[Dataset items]
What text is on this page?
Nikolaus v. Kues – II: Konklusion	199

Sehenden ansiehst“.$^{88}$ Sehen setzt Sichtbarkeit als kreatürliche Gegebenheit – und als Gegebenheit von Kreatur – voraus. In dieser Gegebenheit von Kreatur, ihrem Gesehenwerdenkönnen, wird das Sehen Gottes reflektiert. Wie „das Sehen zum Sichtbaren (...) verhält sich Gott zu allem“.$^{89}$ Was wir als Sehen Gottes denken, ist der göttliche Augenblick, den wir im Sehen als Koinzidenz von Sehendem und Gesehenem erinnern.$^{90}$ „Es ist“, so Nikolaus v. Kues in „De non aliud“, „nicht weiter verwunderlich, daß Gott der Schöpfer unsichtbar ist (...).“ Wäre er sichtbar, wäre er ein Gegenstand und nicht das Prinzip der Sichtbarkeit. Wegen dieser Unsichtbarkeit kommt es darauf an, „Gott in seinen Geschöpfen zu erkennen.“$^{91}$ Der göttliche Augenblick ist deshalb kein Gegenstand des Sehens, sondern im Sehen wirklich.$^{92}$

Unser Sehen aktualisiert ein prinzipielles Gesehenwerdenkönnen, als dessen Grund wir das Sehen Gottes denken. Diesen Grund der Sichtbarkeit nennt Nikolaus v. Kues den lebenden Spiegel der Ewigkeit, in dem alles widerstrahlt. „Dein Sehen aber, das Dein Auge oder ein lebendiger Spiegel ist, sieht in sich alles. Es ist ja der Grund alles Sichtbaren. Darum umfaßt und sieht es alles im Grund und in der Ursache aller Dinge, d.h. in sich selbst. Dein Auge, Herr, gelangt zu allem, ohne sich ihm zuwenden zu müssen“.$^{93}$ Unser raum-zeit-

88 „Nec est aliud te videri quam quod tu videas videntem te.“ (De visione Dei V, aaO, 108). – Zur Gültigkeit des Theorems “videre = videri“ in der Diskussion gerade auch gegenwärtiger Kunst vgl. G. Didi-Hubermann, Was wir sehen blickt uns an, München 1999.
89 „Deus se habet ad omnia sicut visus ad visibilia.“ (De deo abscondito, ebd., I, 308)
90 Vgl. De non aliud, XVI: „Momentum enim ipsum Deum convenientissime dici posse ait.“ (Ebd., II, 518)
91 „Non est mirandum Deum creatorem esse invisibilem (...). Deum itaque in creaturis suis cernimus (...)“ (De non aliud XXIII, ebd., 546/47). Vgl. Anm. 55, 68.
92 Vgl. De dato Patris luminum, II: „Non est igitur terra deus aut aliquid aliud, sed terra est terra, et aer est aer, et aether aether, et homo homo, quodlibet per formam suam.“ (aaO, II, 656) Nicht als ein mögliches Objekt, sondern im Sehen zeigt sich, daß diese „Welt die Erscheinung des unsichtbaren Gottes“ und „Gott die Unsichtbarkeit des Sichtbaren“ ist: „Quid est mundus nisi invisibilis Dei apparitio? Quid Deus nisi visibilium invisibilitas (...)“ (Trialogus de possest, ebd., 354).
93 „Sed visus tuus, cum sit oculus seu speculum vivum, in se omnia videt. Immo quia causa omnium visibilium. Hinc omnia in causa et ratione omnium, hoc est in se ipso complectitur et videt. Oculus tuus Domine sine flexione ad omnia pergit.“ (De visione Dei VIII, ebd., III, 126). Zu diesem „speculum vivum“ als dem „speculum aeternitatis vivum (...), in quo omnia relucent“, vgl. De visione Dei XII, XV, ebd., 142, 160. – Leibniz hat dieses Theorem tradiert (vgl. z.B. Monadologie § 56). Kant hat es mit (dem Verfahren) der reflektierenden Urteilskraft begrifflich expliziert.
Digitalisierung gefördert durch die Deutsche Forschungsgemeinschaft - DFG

(Problem to solve): Every line that holds the string "Deus" should be returned.

(The answer):
89 „Deus se habet ad omnia sicut visus ad visibilia.“ (De deo abscondito, ebd., I, 308)
92 Vgl. De dato Patris luminum, II: „Non est igitur terra deus aut aliquid aliud, sed terra est terra, et aer est aer, et aether aether, et homo homo, quodlibet per formam suam.“ (aaO, II, 656) Nicht als ein mögliches Objekt, sondern im Sehen zeigt sich, daß diese „Welt die Erscheinung des unsichtbaren Gottes“ und „Gott die Unsichtbarkeit des Sichtbaren“ ist: „Quid est mundus nisi invisibilis Dei apparitio? Quid Deus nisi visibilium invisibilitas (...)“ (Trialogus de possest, ebd., 354).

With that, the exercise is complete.